## Goal of the exercise:
From the listing below, extract every line containing "kunt".

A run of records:
************
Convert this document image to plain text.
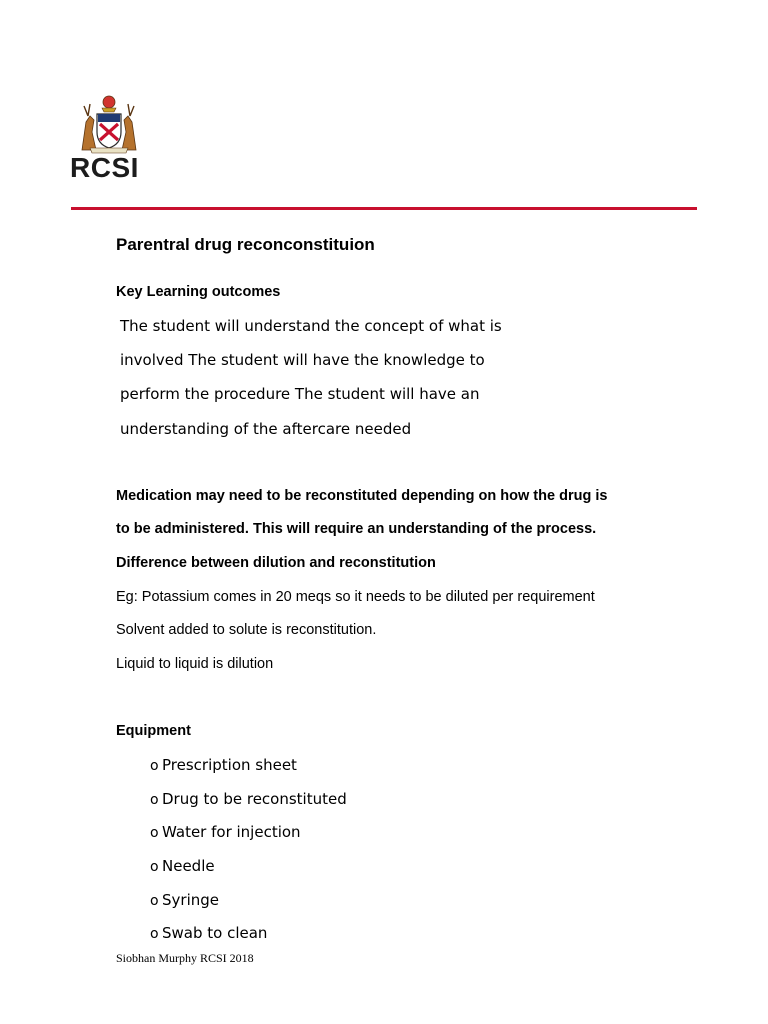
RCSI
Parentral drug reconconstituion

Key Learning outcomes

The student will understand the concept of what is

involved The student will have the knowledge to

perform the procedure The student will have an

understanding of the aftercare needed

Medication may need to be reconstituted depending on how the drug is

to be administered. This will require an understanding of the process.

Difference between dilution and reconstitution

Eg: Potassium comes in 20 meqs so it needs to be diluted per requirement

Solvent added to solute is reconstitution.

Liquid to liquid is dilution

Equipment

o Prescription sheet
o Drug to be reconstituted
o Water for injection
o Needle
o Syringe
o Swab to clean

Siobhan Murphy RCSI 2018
************
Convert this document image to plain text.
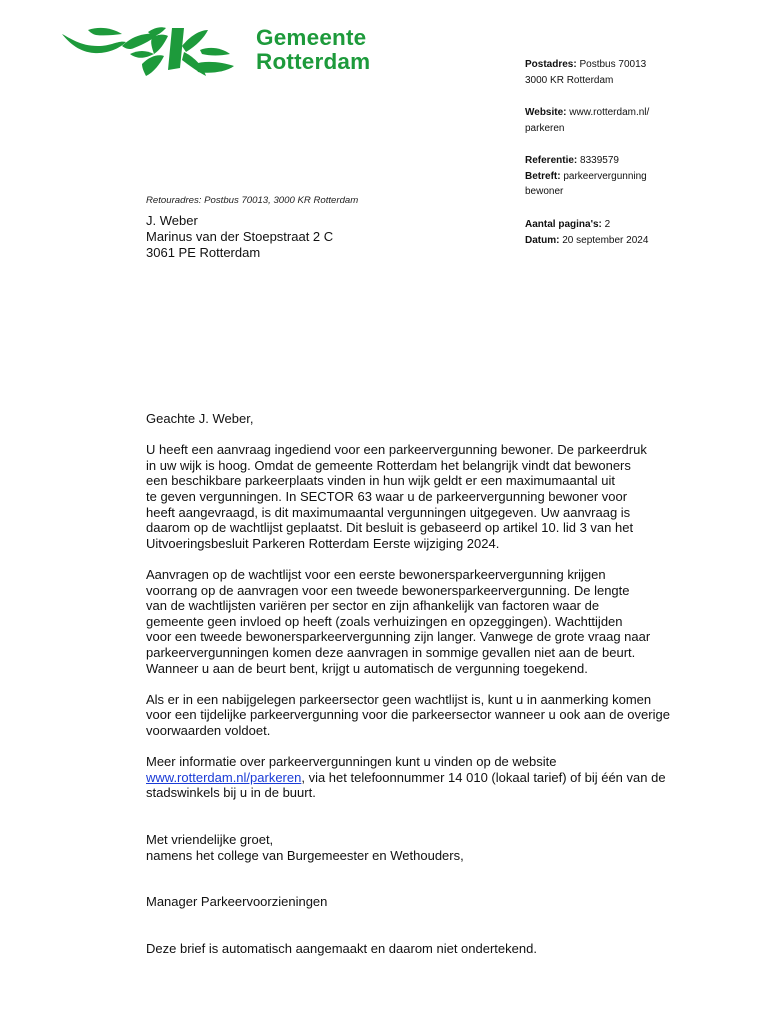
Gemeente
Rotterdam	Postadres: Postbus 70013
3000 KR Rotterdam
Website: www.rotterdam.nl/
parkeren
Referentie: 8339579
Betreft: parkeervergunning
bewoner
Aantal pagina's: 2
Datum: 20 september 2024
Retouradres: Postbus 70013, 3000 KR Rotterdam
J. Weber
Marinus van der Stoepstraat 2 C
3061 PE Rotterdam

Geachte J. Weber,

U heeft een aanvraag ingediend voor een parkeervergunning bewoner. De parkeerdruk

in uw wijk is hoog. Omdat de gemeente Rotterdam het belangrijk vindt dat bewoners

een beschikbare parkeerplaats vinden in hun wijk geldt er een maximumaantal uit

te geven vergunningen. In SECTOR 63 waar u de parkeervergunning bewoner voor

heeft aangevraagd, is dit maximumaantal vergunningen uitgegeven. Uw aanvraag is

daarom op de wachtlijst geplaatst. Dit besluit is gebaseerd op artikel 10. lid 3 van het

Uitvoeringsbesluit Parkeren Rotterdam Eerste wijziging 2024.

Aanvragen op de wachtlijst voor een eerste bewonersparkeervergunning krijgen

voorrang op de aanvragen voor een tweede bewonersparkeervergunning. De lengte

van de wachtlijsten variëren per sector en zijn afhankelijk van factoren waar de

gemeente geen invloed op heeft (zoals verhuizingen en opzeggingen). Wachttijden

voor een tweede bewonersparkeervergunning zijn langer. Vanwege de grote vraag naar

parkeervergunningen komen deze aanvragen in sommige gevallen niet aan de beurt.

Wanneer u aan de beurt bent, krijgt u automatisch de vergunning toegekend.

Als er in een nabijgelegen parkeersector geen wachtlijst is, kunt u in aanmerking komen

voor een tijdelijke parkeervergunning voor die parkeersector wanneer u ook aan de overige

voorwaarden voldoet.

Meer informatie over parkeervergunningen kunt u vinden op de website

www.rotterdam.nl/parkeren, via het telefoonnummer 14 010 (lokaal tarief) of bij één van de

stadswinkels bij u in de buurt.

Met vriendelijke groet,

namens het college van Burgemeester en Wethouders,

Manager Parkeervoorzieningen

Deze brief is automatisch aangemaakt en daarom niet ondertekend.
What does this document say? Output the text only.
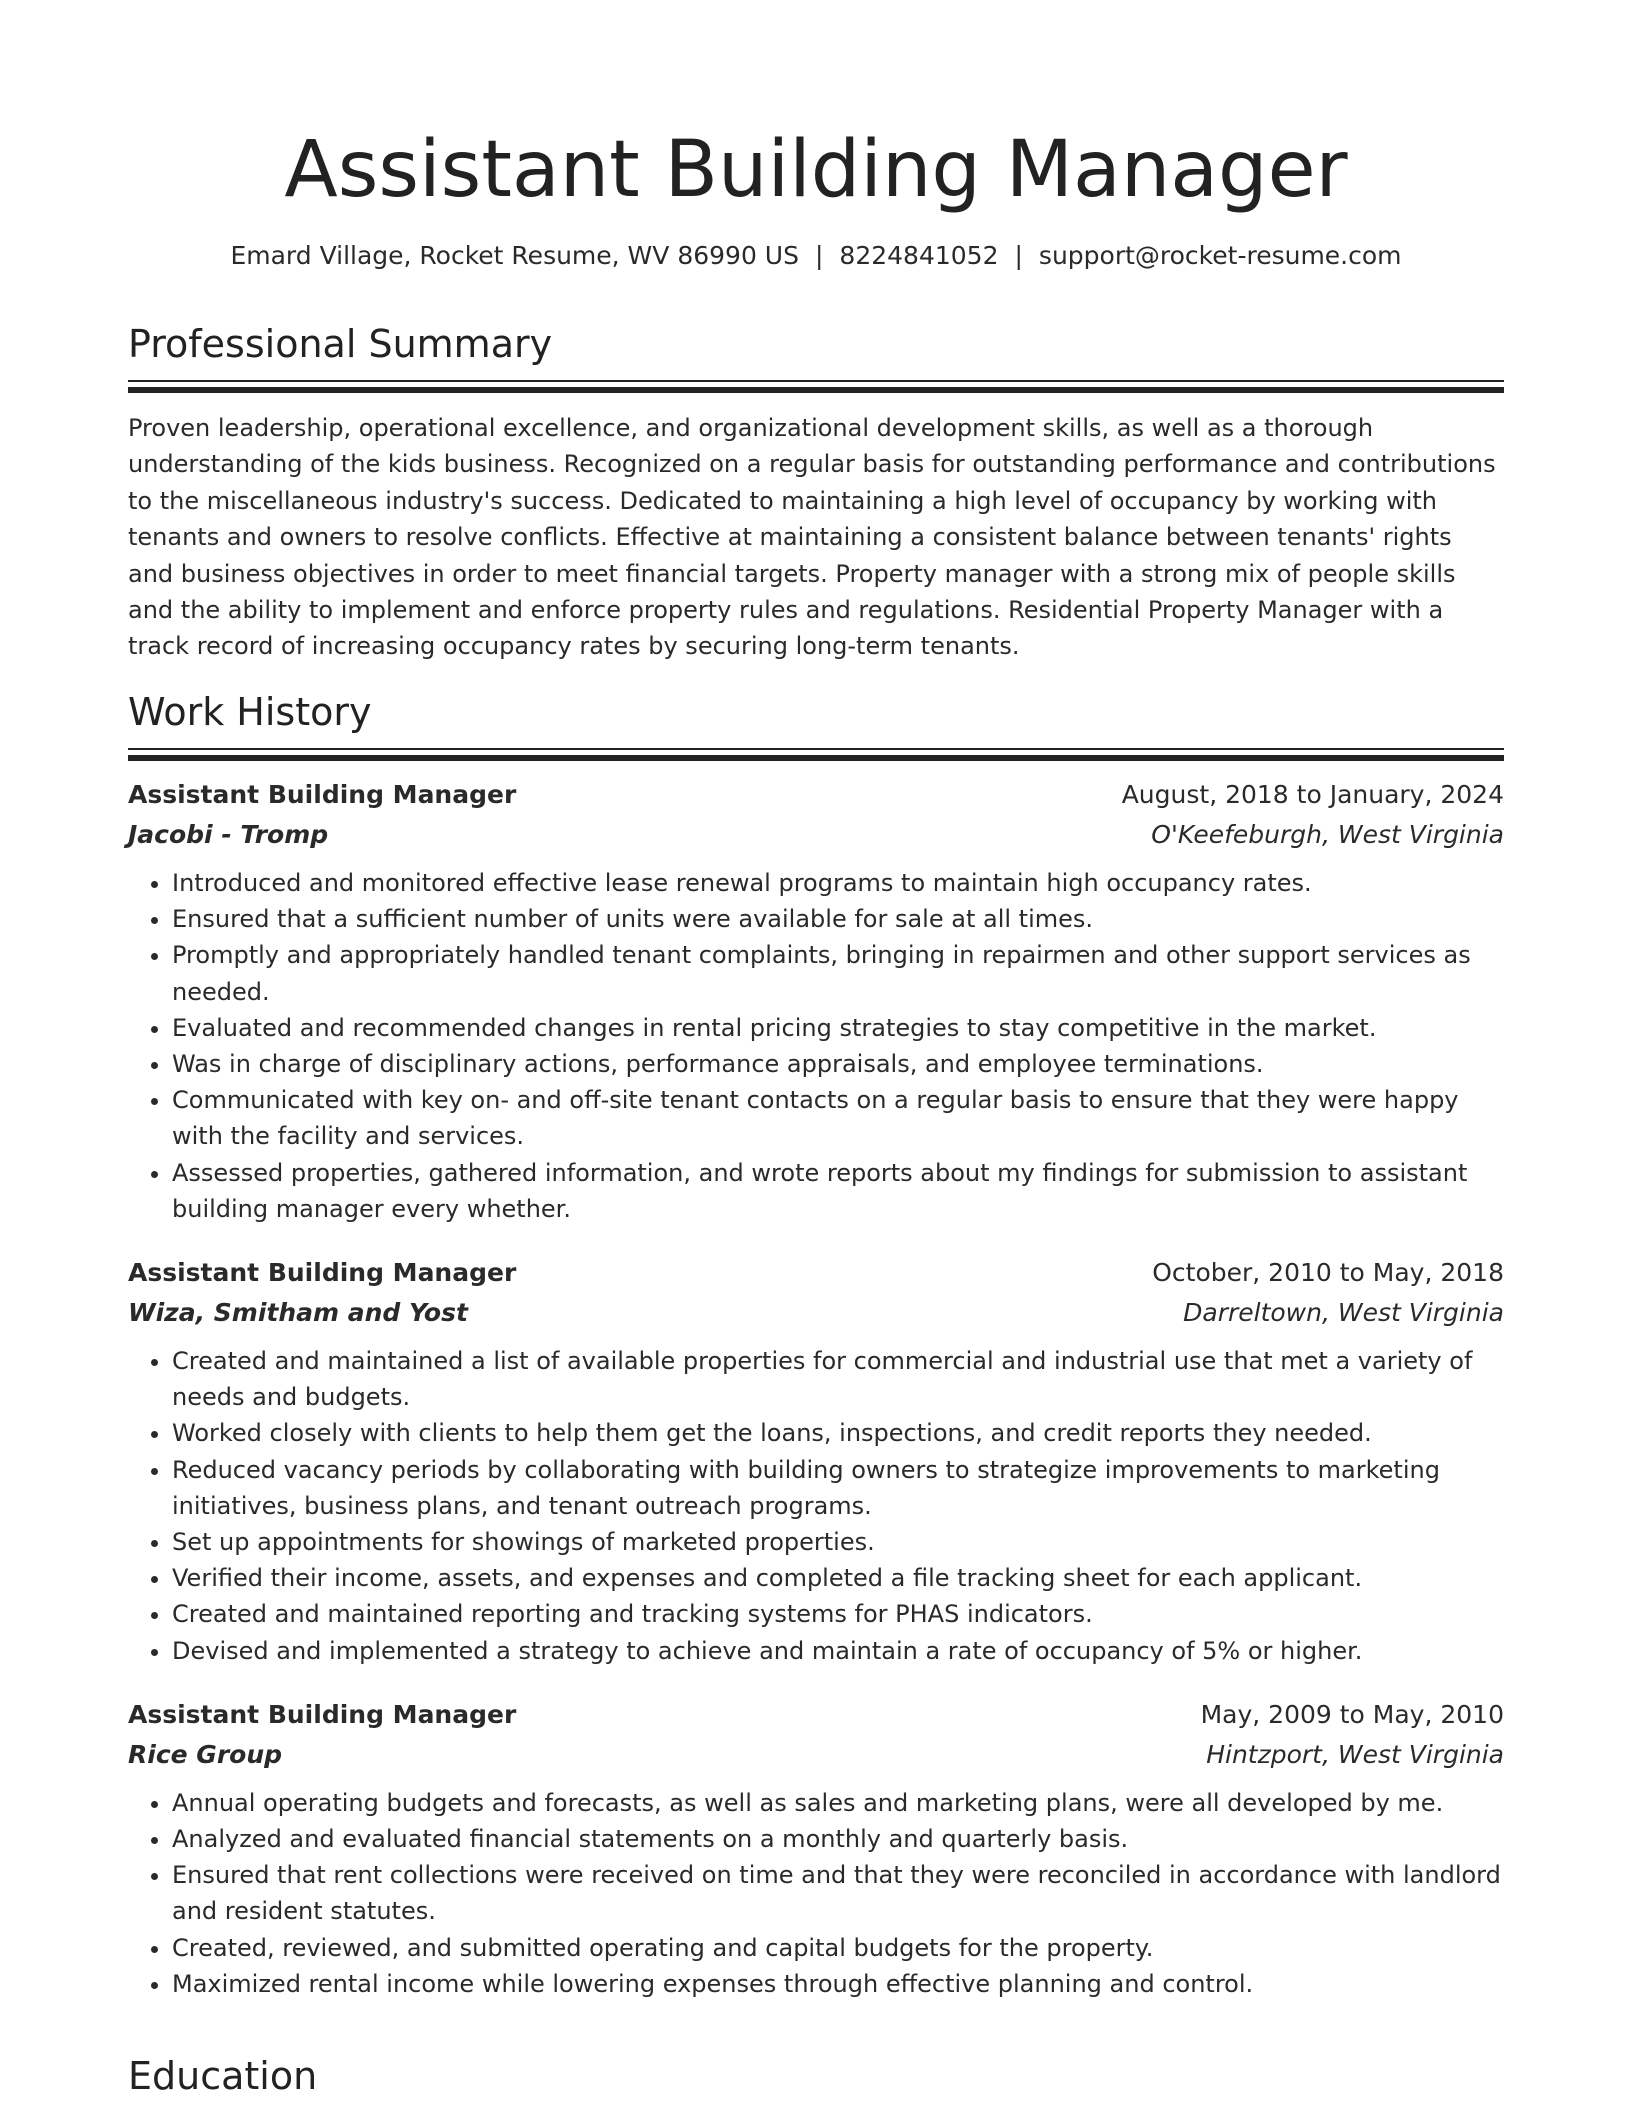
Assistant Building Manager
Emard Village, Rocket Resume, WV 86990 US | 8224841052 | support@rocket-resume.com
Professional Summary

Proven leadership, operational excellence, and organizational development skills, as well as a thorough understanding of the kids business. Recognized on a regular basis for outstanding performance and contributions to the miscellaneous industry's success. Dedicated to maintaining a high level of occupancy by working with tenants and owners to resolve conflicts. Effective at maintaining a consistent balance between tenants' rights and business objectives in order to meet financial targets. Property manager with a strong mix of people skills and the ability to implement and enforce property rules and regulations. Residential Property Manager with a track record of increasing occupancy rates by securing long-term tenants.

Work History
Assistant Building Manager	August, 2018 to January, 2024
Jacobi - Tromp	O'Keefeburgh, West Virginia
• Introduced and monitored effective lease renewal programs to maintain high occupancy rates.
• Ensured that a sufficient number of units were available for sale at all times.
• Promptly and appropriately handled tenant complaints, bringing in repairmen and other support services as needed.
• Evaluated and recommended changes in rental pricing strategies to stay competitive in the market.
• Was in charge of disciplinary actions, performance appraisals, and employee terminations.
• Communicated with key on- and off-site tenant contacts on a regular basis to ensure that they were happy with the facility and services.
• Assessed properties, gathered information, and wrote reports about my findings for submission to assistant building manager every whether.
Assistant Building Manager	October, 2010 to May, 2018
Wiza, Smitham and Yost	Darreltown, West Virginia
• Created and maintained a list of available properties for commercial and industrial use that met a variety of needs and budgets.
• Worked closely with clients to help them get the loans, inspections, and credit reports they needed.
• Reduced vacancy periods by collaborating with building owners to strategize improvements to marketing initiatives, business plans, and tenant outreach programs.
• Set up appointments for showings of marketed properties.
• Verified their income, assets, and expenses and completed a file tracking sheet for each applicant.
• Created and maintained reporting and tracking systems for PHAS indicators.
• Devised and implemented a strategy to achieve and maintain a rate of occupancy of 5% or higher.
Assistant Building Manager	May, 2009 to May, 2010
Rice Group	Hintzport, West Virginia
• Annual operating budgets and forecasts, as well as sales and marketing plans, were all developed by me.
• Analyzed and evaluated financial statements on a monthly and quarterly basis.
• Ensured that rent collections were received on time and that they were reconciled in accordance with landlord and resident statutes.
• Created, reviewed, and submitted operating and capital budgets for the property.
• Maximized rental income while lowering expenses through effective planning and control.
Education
************
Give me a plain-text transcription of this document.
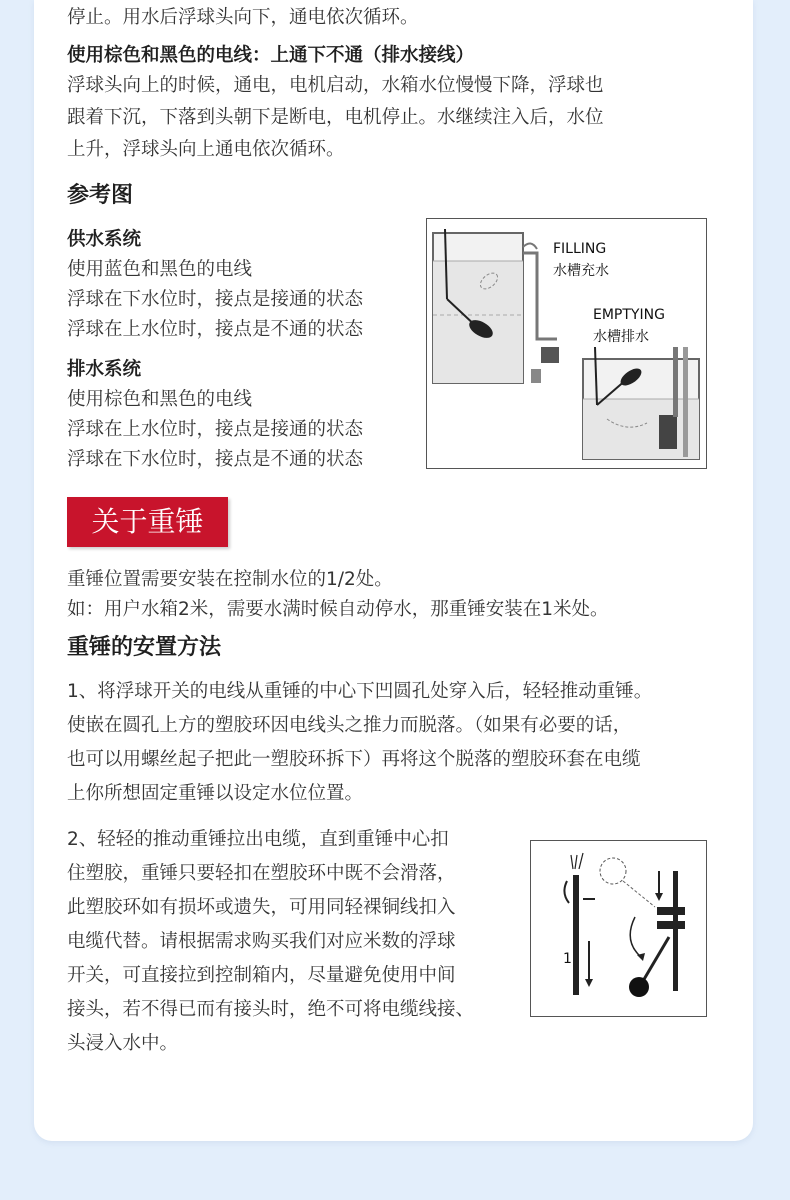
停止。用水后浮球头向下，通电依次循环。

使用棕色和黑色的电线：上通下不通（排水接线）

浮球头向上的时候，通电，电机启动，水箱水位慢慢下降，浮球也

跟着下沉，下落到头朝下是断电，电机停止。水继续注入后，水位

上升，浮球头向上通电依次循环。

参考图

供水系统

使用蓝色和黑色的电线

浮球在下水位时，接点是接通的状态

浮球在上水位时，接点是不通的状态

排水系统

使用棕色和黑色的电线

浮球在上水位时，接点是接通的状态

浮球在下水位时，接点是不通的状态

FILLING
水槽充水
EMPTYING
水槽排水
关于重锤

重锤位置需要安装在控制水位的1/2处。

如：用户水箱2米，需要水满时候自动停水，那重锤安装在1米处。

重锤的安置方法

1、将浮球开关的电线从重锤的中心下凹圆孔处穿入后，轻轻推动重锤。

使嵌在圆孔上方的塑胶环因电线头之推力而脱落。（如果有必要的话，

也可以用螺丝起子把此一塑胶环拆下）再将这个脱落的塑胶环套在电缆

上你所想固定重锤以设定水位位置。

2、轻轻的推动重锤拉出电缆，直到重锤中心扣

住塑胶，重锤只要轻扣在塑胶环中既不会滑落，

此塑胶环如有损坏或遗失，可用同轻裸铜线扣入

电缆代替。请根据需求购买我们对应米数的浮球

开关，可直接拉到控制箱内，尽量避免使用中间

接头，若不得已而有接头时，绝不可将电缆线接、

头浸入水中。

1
************
## Exercise answer:
Als er in een nabijgelegen parkeersector geen wachtlijst is, kunt u in aanmerking komen
Meer informatie over parkeervergunningen kunt u vinden op de website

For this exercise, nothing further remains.